* BEGIN Supplied records *
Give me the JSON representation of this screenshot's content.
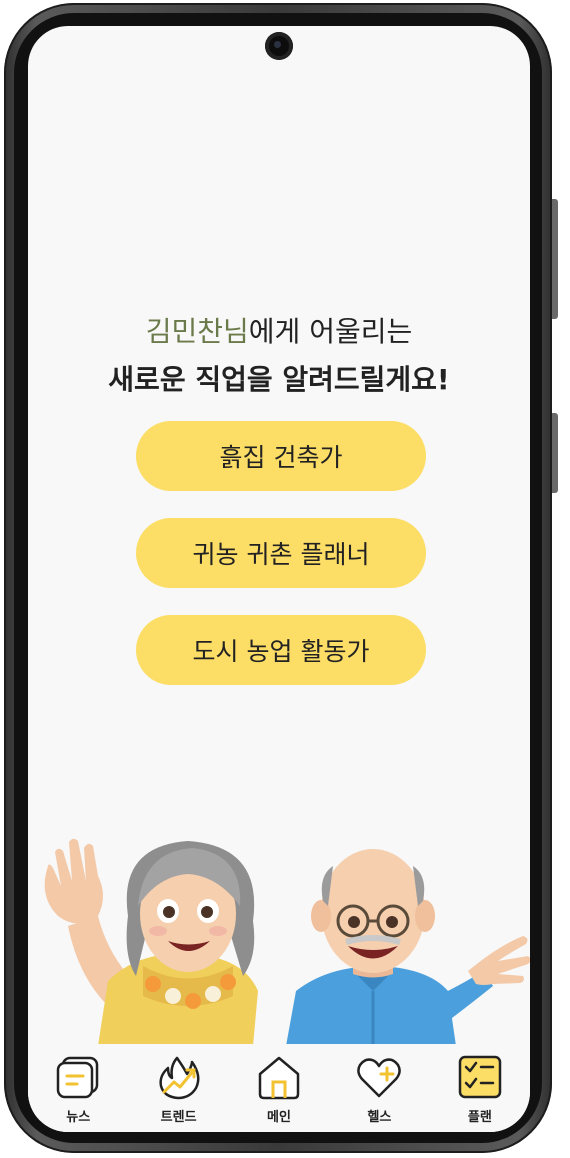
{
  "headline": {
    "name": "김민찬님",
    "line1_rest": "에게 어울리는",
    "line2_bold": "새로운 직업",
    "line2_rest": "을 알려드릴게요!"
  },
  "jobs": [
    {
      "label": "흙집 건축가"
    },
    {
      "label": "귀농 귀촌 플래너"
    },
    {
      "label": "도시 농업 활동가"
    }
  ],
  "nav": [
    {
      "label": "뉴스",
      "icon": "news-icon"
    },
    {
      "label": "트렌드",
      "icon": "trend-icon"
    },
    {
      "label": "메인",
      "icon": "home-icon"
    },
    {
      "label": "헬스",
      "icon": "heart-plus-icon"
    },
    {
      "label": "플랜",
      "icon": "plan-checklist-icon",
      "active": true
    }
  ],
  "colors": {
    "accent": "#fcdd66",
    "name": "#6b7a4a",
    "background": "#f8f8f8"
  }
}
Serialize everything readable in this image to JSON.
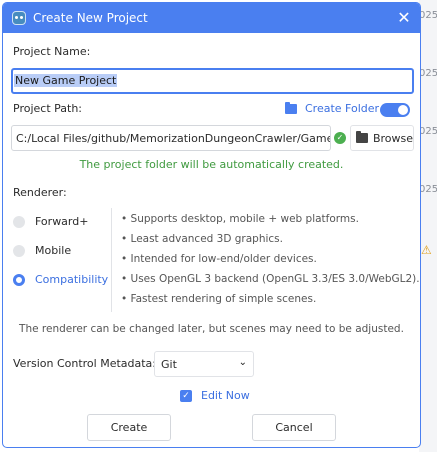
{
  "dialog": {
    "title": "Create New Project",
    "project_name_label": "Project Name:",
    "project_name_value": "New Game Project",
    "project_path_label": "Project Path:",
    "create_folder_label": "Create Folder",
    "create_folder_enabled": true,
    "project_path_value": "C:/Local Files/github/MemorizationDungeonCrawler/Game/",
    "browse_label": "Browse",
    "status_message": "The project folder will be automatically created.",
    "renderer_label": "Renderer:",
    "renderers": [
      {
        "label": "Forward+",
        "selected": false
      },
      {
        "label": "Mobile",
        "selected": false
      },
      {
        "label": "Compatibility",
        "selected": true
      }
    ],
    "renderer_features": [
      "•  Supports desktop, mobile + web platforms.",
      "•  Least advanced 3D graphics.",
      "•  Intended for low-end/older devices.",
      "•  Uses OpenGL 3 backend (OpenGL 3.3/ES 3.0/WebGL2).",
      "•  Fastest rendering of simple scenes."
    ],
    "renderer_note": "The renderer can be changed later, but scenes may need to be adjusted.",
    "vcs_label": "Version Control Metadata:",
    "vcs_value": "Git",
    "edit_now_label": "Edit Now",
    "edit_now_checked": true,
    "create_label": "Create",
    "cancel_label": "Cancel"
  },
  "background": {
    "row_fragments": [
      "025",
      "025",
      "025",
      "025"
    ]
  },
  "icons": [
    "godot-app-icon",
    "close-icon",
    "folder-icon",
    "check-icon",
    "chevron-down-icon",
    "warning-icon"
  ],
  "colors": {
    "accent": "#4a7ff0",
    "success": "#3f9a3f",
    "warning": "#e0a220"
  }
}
* END Supplied records *
* BEGIN Supplied records *
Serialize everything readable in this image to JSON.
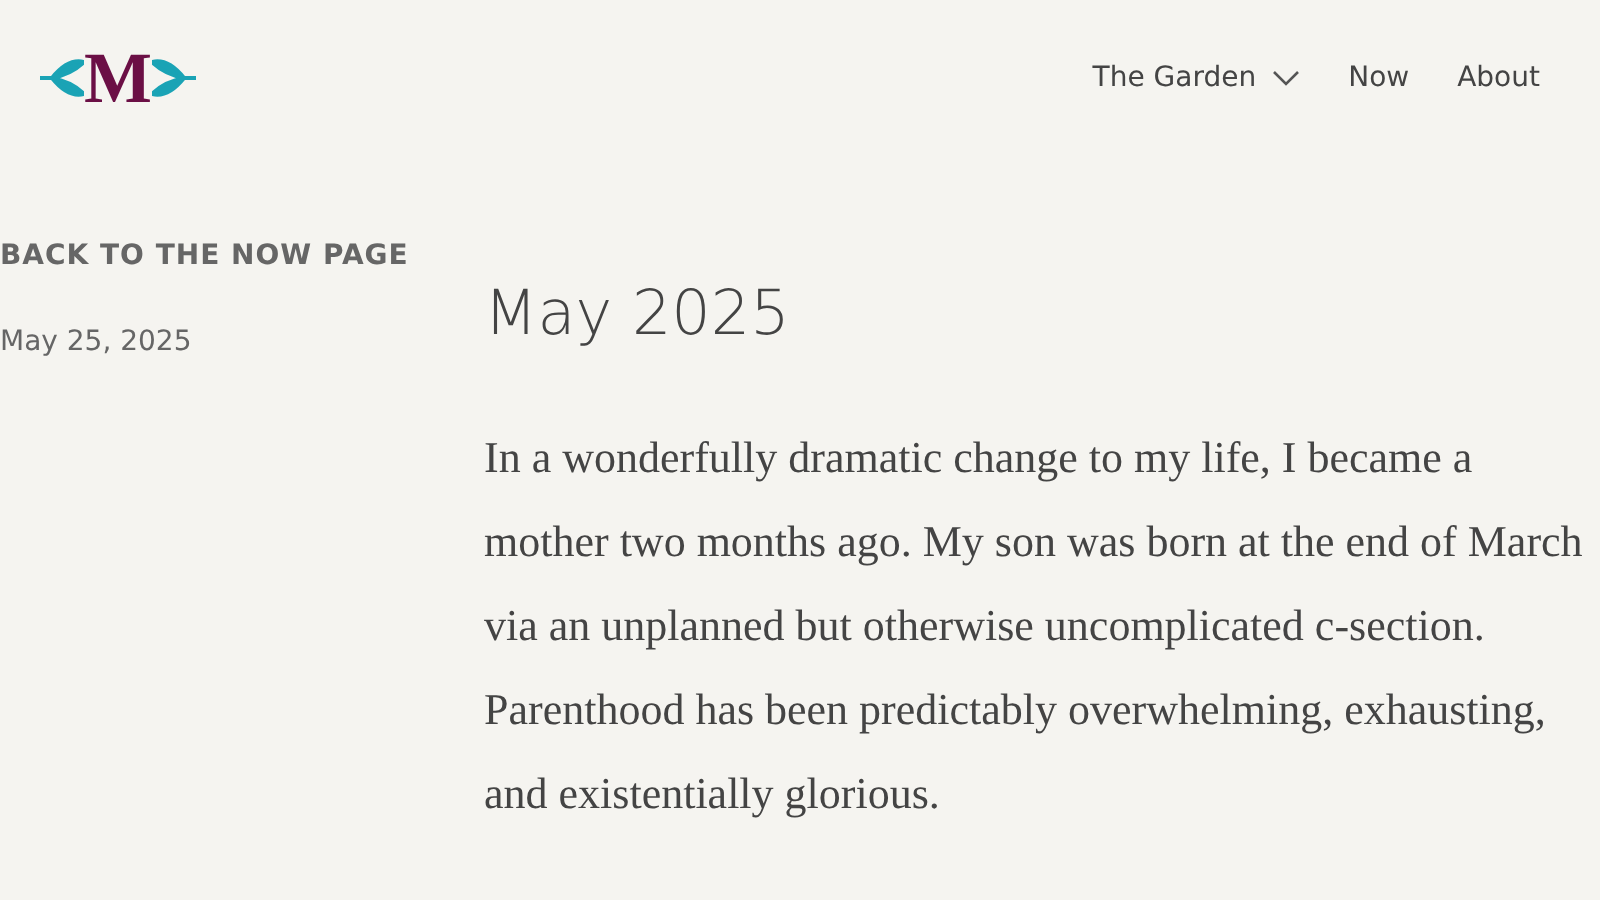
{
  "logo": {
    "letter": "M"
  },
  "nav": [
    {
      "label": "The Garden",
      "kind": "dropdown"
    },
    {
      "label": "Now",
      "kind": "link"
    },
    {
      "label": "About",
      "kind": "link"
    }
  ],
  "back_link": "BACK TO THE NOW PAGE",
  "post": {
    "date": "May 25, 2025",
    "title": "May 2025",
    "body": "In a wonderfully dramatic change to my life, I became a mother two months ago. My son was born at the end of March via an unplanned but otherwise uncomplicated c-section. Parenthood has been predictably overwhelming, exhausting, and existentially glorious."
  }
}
* END Supplied records *
* BEGIN Supplied records *
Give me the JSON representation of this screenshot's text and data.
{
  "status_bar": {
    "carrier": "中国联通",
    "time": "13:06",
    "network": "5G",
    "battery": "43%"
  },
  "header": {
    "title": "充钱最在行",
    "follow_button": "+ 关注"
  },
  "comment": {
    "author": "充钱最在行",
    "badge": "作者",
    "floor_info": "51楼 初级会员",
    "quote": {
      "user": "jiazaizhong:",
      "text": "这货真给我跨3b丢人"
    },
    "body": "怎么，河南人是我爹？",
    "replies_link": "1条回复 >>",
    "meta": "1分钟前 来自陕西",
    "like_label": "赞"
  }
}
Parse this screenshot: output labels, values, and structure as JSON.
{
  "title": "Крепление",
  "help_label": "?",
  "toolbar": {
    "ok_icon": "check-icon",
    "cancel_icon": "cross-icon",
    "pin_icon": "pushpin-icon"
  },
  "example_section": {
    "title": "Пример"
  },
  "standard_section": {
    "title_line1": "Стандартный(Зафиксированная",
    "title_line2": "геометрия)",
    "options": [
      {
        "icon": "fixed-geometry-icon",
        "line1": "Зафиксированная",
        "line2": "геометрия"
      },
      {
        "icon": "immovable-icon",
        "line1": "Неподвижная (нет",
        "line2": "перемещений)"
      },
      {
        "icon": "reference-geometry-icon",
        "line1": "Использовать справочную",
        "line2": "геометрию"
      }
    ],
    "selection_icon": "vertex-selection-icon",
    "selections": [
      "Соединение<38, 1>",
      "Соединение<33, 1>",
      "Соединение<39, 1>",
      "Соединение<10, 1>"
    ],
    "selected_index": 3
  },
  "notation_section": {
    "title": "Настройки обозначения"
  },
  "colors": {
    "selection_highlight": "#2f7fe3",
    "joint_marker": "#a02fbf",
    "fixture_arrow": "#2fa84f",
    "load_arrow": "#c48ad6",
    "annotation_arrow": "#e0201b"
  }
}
* END Supplied records *
Tell how many lines include "screenshot". The number is the whole answer.

**Solved exercise**. 3